**EXERCISE MATERIAL:**
* * * * *
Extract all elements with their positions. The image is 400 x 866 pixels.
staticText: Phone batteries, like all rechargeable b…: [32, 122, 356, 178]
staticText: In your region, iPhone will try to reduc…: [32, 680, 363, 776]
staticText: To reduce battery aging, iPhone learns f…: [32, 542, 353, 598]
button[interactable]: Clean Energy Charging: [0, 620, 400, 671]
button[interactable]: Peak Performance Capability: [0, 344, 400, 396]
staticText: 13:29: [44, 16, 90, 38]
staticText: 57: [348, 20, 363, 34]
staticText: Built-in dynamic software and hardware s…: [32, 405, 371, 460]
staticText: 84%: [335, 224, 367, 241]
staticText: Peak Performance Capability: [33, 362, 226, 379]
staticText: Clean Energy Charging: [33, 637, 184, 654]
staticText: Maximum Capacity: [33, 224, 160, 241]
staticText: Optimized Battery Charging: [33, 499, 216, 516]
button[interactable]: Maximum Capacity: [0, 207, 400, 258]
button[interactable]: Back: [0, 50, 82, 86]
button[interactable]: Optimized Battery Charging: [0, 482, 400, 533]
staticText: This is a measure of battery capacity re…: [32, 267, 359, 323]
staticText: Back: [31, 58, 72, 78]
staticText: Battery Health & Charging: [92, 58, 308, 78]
* * * * *
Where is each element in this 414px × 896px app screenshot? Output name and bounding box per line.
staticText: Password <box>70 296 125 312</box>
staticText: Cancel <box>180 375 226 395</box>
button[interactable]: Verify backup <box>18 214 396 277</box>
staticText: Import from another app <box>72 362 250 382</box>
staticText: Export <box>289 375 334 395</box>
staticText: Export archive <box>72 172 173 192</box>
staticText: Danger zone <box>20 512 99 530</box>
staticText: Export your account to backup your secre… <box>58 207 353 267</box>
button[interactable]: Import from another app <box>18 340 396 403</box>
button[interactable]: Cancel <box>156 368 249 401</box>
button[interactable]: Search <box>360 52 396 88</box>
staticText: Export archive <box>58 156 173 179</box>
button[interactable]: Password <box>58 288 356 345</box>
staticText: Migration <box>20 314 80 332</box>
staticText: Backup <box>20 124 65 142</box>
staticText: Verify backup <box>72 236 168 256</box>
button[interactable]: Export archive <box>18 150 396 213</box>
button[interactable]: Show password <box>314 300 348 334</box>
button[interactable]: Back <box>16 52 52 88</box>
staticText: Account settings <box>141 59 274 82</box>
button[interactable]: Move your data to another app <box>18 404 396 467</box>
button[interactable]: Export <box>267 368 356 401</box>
* * * * *
**REQUIREMENTS:**
Repeat the entries from the line containing "Where is each" through the line containing "staticText: Danger zone", keeping both of those lines.

**RESPONSE BELOW:**
Where is each element in this 414px × 896px app screenshot? Output name and bounding box per line.
staticText: Password <box>70 296 125 312</box>
staticText: Cancel <box>180 375 226 395</box>
button[interactable]: Verify backup <box>18 214 396 277</box>
staticText: Import from another app <box>72 362 250 382</box>
staticText: Export <box>289 375 334 395</box>
staticText: Export archive <box>72 172 173 192</box>
staticText: Danger zone <box>20 512 99 530</box>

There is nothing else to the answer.